Can you copy down every line of the entries below, with each character unchanged?
■ ■ ■ ■ ■ ■ ■
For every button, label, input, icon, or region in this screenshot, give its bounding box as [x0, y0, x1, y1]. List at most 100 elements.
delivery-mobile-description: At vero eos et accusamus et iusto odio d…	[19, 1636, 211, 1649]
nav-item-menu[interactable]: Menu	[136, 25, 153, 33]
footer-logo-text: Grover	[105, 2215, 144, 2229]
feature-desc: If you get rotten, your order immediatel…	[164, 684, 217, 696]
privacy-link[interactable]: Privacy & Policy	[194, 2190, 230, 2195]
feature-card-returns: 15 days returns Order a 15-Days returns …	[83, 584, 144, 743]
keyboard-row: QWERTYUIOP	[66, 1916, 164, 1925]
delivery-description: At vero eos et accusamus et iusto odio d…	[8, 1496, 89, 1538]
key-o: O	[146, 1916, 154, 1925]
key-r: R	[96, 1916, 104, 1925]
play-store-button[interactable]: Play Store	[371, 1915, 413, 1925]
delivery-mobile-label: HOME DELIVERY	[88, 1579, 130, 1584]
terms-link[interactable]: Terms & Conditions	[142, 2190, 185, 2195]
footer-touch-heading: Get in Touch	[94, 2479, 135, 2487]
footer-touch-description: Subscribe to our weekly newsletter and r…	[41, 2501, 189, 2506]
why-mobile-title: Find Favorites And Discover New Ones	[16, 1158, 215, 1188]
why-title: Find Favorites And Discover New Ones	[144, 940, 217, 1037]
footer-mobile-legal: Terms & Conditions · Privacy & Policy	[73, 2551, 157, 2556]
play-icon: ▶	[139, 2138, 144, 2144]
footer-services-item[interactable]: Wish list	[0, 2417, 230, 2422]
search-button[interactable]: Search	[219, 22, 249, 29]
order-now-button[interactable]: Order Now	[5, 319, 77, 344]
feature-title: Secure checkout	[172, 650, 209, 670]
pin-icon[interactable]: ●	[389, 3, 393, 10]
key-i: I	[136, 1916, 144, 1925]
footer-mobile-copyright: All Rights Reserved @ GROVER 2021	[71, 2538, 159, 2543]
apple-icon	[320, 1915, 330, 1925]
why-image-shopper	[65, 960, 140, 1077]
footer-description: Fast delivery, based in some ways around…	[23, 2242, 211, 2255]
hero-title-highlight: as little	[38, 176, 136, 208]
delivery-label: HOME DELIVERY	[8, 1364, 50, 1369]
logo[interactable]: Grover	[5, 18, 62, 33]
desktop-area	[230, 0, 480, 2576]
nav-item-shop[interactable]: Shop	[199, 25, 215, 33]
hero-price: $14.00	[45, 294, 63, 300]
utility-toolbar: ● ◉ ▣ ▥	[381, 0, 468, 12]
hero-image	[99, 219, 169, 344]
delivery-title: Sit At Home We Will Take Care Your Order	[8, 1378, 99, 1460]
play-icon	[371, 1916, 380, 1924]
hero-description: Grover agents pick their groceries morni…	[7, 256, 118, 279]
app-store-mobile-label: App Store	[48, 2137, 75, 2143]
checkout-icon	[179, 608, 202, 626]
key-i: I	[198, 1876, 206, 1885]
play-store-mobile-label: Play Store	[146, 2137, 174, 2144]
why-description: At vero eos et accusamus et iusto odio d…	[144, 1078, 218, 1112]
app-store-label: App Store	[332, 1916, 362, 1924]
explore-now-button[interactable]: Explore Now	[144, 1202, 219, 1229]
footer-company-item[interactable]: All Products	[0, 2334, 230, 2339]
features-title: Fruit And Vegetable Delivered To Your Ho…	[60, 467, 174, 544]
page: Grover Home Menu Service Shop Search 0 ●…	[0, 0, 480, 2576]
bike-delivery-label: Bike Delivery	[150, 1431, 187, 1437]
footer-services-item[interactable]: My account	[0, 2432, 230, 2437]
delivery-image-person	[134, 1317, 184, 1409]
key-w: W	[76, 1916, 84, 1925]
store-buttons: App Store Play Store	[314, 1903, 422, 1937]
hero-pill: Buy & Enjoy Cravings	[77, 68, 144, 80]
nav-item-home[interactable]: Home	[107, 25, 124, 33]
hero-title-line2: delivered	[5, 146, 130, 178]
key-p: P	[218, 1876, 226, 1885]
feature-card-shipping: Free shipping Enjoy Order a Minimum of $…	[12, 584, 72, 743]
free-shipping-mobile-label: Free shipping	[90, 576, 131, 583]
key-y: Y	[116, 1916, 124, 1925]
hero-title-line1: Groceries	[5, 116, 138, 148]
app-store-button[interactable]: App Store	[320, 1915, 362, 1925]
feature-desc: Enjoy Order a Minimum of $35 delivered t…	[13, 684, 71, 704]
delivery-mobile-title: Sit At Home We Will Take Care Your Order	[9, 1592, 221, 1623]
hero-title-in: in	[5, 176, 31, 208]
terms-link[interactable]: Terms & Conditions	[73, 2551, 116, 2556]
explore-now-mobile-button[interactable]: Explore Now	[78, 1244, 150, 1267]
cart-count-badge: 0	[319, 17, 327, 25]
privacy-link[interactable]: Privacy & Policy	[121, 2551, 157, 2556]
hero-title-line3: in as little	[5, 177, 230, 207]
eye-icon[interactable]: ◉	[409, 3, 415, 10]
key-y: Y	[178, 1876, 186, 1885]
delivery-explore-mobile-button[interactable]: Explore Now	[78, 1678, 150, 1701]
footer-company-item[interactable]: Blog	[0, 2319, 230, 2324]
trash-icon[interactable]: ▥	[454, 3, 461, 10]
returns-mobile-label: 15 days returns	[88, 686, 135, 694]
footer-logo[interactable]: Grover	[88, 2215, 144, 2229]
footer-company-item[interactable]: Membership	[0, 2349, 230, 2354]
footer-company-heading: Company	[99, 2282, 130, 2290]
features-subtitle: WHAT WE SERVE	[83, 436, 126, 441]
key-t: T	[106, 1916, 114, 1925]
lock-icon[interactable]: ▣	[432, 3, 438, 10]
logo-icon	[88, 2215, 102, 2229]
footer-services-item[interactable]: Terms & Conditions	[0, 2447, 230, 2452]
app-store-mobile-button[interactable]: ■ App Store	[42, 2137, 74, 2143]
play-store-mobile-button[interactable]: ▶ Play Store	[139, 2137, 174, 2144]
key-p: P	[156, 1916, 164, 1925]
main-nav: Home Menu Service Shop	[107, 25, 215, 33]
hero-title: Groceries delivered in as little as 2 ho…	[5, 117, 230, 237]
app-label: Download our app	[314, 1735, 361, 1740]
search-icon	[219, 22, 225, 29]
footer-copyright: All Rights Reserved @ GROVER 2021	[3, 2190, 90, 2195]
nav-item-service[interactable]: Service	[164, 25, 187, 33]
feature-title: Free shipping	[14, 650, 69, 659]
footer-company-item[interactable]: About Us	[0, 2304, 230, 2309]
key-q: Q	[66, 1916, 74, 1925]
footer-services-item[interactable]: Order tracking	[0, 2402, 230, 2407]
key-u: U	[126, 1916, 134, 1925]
■ ■ ■ ■ ■ ■ ■
- [TASK ANSWER]
For every button, label, input, icon, or region in this screenshot, give its bounding box as [x0, y0, x1, y1]. List at most 100 elements.
delivery-mobile-description: At vero eos et accusamus et iusto odio d…	[19, 1636, 211, 1649]
nav-item-menu[interactable]: Menu	[136, 25, 153, 33]
footer-logo-text: Grover	[105, 2215, 144, 2229]
feature-desc: If you get rotten, your order immediatel…	[164, 684, 217, 696]
privacy-link[interactable]: Privacy & Policy	[194, 2190, 230, 2195]
feature-card-returns: 15 days returns Order a 15-Days returns …	[83, 584, 144, 743]
keyboard-row: QWERTYUIOP	[66, 1916, 164, 1925]
delivery-description: At vero eos et accusamus et iusto odio d…	[8, 1496, 89, 1538]
key-o: O	[146, 1916, 154, 1925]
key-r: R	[96, 1916, 104, 1925]
play-store-button[interactable]: Play Store	[371, 1915, 413, 1925]
delivery-mobile-label: HOME DELIVERY	[88, 1579, 130, 1584]
terms-link[interactable]: Terms & Conditions	[142, 2190, 185, 2195]
footer-touch-heading: Get in Touch	[94, 2479, 135, 2487]
footer-touch-description: Subscribe to our weekly newsletter and r…	[41, 2501, 189, 2506]
why-mobile-title: Find Favorites And Discover New Ones	[16, 1158, 215, 1188]
why-title: Find Favorites And Discover New Ones	[144, 940, 217, 1037]
footer-mobile-legal: Terms & Conditions · Privacy & Policy	[73, 2551, 157, 2556]
play-icon: ▶	[139, 2138, 144, 2144]
footer-services-item[interactable]: Wish list	[0, 2417, 230, 2422]
search-button[interactable]: Search	[219, 22, 249, 29]
order-now-button[interactable]: Order Now	[5, 319, 77, 344]
feature-title: Secure checkout	[172, 650, 209, 670]
pin-icon[interactable]: ●	[389, 3, 393, 10]
key-i: I	[136, 1916, 144, 1925]
footer-mobile-copyright: All Rights Reserved @ GROVER 2021	[71, 2538, 159, 2543]
apple-icon	[320, 1915, 330, 1925]
why-image-shopper	[65, 960, 140, 1077]
footer-description: Fast delivery, based in some ways around…	[23, 2242, 211, 2255]
hero-title-highlight: as little	[38, 176, 136, 208]
delivery-label: HOME DELIVERY	[8, 1364, 50, 1369]
logo[interactable]: Grover	[5, 18, 62, 33]
desktop-area	[230, 0, 480, 2576]
nav-item-shop[interactable]: Shop	[199, 25, 215, 33]
hero-price: $14.00	[45, 294, 63, 300]
utility-toolbar: ● ◉ ▣ ▥	[381, 0, 468, 12]
hero-image	[99, 219, 169, 344]
delivery-title: Sit At Home We Will Take Care Your Order	[8, 1378, 99, 1460]
play-icon	[371, 1916, 380, 1924]
hero-description: Grover agents pick their groceries morni…	[7, 256, 118, 279]
app-store-mobile-label: App Store	[48, 2137, 75, 2143]
checkout-icon	[179, 608, 202, 626]
key-i: I	[198, 1876, 206, 1885]
play-store-mobile-label: Play Store	[146, 2137, 174, 2144]
why-description: At vero eos et accusamus et iusto odio d…	[144, 1078, 218, 1112]
app-store-label: App Store	[332, 1916, 362, 1924]
explore-now-button[interactable]: Explore Now	[144, 1202, 219, 1229]
footer-company-item[interactable]: All Products	[0, 2334, 230, 2339]
features-title: Fruit And Vegetable Delivered To Your Ho…	[60, 467, 174, 544]
page: Grover Home Menu Service Shop Search 0 ●…	[0, 0, 480, 2576]
bike-delivery-label: Bike Delivery	[150, 1431, 187, 1437]
footer-services-item[interactable]: My account	[0, 2432, 230, 2437]
delivery-image-person	[134, 1317, 184, 1409]
key-w: W	[76, 1916, 84, 1925]
store-buttons: App Store Play Store	[314, 1903, 422, 1937]
hero-pill: Buy & Enjoy Cravings	[77, 68, 144, 80]
nav-item-home[interactable]: Home	[107, 25, 124, 33]
hero-title-line2: delivered	[5, 146, 130, 178]
key-p: P	[218, 1876, 226, 1885]
feature-card-shipping: Free shipping Enjoy Order a Minimum of $…	[12, 584, 72, 743]
free-shipping-mobile-label: Free shipping	[90, 576, 131, 583]
key-y: Y	[116, 1916, 124, 1925]
hero-title-line1: Groceries	[5, 116, 138, 148]
app-store-button[interactable]: App Store	[320, 1915, 362, 1925]
feature-desc: Enjoy Order a Minimum of $35 delivered t…	[13, 684, 71, 704]
delivery-mobile-title: Sit At Home We Will Take Care Your Order	[9, 1592, 221, 1623]
hero-title-in: in	[5, 176, 31, 208]
terms-link[interactable]: Terms & Conditions	[73, 2551, 116, 2556]
explore-now-mobile-button[interactable]: Explore Now	[78, 1244, 150, 1267]
cart-count-badge: 0	[319, 17, 327, 25]
privacy-link[interactable]: Privacy & Policy	[121, 2551, 157, 2556]
hero-title-line3: in as little	[5, 177, 230, 207]
eye-icon[interactable]: ◉	[409, 3, 415, 10]
key-y: Y	[178, 1876, 186, 1885]
delivery-explore-mobile-button[interactable]: Explore Now	[78, 1678, 150, 1701]
footer-company-item[interactable]: Blog	[0, 2319, 230, 2324]
trash-icon[interactable]: ▥	[454, 3, 461, 10]
returns-mobile-label: 15 days returns	[88, 686, 135, 694]
footer-logo[interactable]: Grover	[88, 2215, 144, 2229]
footer-company-item[interactable]: Membership	[0, 2349, 230, 2354]
footer-company-heading: Company	[99, 2282, 130, 2290]
features-subtitle: WHAT WE SERVE	[83, 436, 126, 441]
key-t: T	[106, 1916, 114, 1925]
lock-icon[interactable]: ▣	[432, 3, 438, 10]
logo-icon	[88, 2215, 102, 2229]
footer-services-item[interactable]: Terms & Conditions	[0, 2447, 230, 2452]
app-store-mobile-button[interactable]: ■ App Store	[42, 2137, 74, 2143]
play-store-mobile-button[interactable]: ▶ Play Store	[139, 2137, 174, 2144]
key-p: P	[156, 1916, 164, 1925]
main-nav: Home Menu Service Shop	[107, 25, 215, 33]
hero-title: Groceries delivered in as little as 2 ho…	[5, 117, 230, 237]
app-label: Download our app	[314, 1735, 361, 1740]
search-icon	[219, 22, 225, 29]
footer-copyright: All Rights Reserved @ GROVER 2021	[3, 2190, 90, 2195]
nav-item-service[interactable]: Service	[164, 25, 187, 33]
feature-title: Free shipping	[14, 650, 69, 659]
footer-company-item[interactable]: About Us	[0, 2304, 230, 2309]
key-q: Q	[66, 1916, 74, 1925]
footer-services-item[interactable]: Order tracking	[0, 2402, 230, 2407]
key-u: U	[126, 1916, 134, 1925]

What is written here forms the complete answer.